/---
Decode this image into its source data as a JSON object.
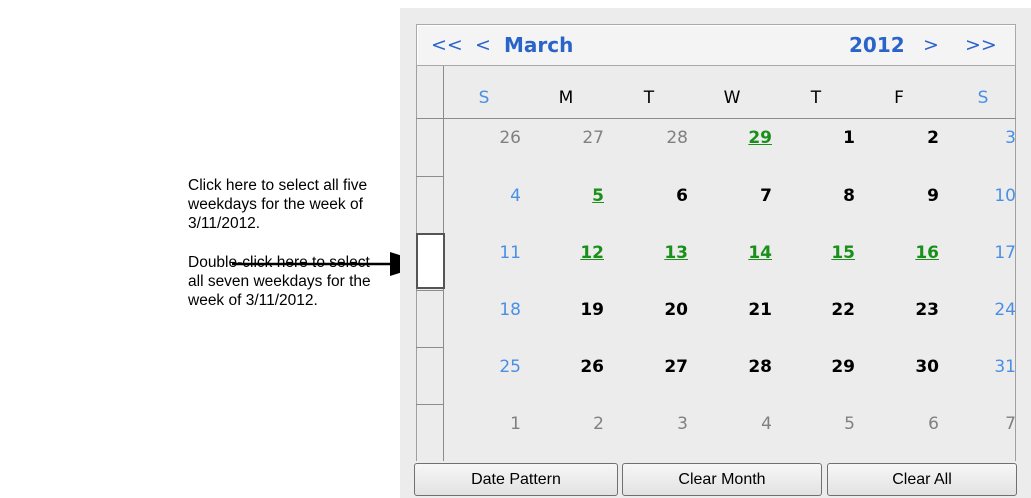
{
  "callouts": {
    "single_click": "Click here to select all five weekdays for the week of 3/11/2012.",
    "double_click": "Double-click here to select all seven weekdays for the week of 3/11/2012."
  },
  "calendar": {
    "nav": {
      "prev_year": "<<",
      "prev_month": "<",
      "month": "March",
      "year": "2012",
      "next_month": ">",
      "next_year": ">>"
    },
    "days_of_week": [
      "S",
      "M",
      "T",
      "W",
      "T",
      "F",
      "S"
    ],
    "selected_week_row": 3,
    "weeks": [
      [
        {
          "d": "26",
          "s": "muted"
        },
        {
          "d": "27",
          "s": "muted"
        },
        {
          "d": "28",
          "s": "muted"
        },
        {
          "d": "29",
          "s": "green"
        },
        {
          "d": "1",
          "s": "normal"
        },
        {
          "d": "2",
          "s": "normal"
        },
        {
          "d": "3",
          "s": "weekend"
        }
      ],
      [
        {
          "d": "4",
          "s": "weekend"
        },
        {
          "d": "5",
          "s": "green"
        },
        {
          "d": "6",
          "s": "normal"
        },
        {
          "d": "7",
          "s": "normal"
        },
        {
          "d": "8",
          "s": "normal"
        },
        {
          "d": "9",
          "s": "normal"
        },
        {
          "d": "10",
          "s": "weekend"
        }
      ],
      [
        {
          "d": "11",
          "s": "weekend"
        },
        {
          "d": "12",
          "s": "green"
        },
        {
          "d": "13",
          "s": "green"
        },
        {
          "d": "14",
          "s": "green"
        },
        {
          "d": "15",
          "s": "green"
        },
        {
          "d": "16",
          "s": "green"
        },
        {
          "d": "17",
          "s": "weekend"
        }
      ],
      [
        {
          "d": "18",
          "s": "weekend"
        },
        {
          "d": "19",
          "s": "normal"
        },
        {
          "d": "20",
          "s": "normal"
        },
        {
          "d": "21",
          "s": "normal"
        },
        {
          "d": "22",
          "s": "normal"
        },
        {
          "d": "23",
          "s": "normal"
        },
        {
          "d": "24",
          "s": "weekend"
        }
      ],
      [
        {
          "d": "25",
          "s": "weekend"
        },
        {
          "d": "26",
          "s": "normal"
        },
        {
          "d": "27",
          "s": "normal"
        },
        {
          "d": "28",
          "s": "normal"
        },
        {
          "d": "29",
          "s": "normal"
        },
        {
          "d": "30",
          "s": "normal"
        },
        {
          "d": "31",
          "s": "weekend"
        }
      ],
      [
        {
          "d": "1",
          "s": "muted"
        },
        {
          "d": "2",
          "s": "muted"
        },
        {
          "d": "3",
          "s": "muted"
        },
        {
          "d": "4",
          "s": "muted"
        },
        {
          "d": "5",
          "s": "muted"
        },
        {
          "d": "6",
          "s": "muted"
        },
        {
          "d": "7",
          "s": "muted"
        }
      ]
    ],
    "buttons": {
      "date_pattern": "Date Pattern",
      "clear_month": "Clear Month",
      "clear_all": "Clear All"
    }
  },
  "colors": {
    "weekend_blue": "#4a8fe6",
    "selected_green": "#1a8f1a",
    "nav_blue": "#2a63c9",
    "muted_gray": "#808080"
  }
}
\---
▸ **EXERCISE GOAL**
Repeat each line of the records above exactly, but do not copy the pictures.

▸ **FULL ANSWER**
Decode this image into its source data as a JSON object.
{
  "callouts": {
    "single_click": "Click here to select all five weekdays for the week of 3/11/2012.",
    "double_click": "Double-click here to select all seven weekdays for the week of 3/11/2012."
  },
  "calendar": {
    "nav": {
      "prev_year": "<<",
      "prev_month": "<",
      "month": "March",
      "year": "2012",
      "next_month": ">",
      "next_year": ">>"
    },
    "days_of_week": [
      "S",
      "M",
      "T",
      "W",
      "T",
      "F",
      "S"
    ],
    "selected_week_row": 3,
    "weeks": [
      [
        {
          "d": "26",
          "s": "muted"
        },
        {
          "d": "27",
          "s": "muted"
        },
        {
          "d": "28",
          "s": "muted"
        },
        {
          "d": "29",
          "s": "green"
        },
        {
          "d": "1",
          "s": "normal"
        },
        {
          "d": "2",
          "s": "normal"
        },
        {
          "d": "3",
          "s": "weekend"
        }
      ],
      [
        {
          "d": "4",
          "s": "weekend"
        },
        {
          "d": "5",
          "s": "green"
        },
        {
          "d": "6",
          "s": "normal"
        },
        {
          "d": "7",
          "s": "normal"
        },
        {
          "d": "8",
          "s": "normal"
        },
        {
          "d": "9",
          "s": "normal"
        },
        {
          "d": "10",
          "s": "weekend"
        }
      ],
      [
        {
          "d": "11",
          "s": "weekend"
        },
        {
          "d": "12",
          "s": "green"
        },
        {
          "d": "13",
          "s": "green"
        },
        {
          "d": "14",
          "s": "green"
        },
        {
          "d": "15",
          "s": "green"
        },
        {
          "d": "16",
          "s": "green"
        },
        {
          "d": "17",
          "s": "weekend"
        }
      ],
      [
        {
          "d": "18",
          "s": "weekend"
        },
        {
          "d": "19",
          "s": "normal"
        },
        {
          "d": "20",
          "s": "normal"
        },
        {
          "d": "21",
          "s": "normal"
        },
        {
          "d": "22",
          "s": "normal"
        },
        {
          "d": "23",
          "s": "normal"
        },
        {
          "d": "24",
          "s": "weekend"
        }
      ],
      [
        {
          "d": "25",
          "s": "weekend"
        },
        {
          "d": "26",
          "s": "normal"
        },
        {
          "d": "27",
          "s": "normal"
        },
        {
          "d": "28",
          "s": "normal"
        },
        {
          "d": "29",
          "s": "normal"
        },
        {
          "d": "30",
          "s": "normal"
        },
        {
          "d": "31",
          "s": "weekend"
        }
      ],
      [
        {
          "d": "1",
          "s": "muted"
        },
        {
          "d": "2",
          "s": "muted"
        },
        {
          "d": "3",
          "s": "muted"
        },
        {
          "d": "4",
          "s": "muted"
        },
        {
          "d": "5",
          "s": "muted"
        },
        {
          "d": "6",
          "s": "muted"
        },
        {
          "d": "7",
          "s": "muted"
        }
      ]
    ],
    "buttons": {
      "date_pattern": "Date Pattern",
      "clear_month": "Clear Month",
      "clear_all": "Clear All"
    }
  },
  "colors": {
    "weekend_blue": "#4a8fe6",
    "selected_green": "#1a8f1a",
    "nav_blue": "#2a63c9",
    "muted_gray": "#808080"
  }
}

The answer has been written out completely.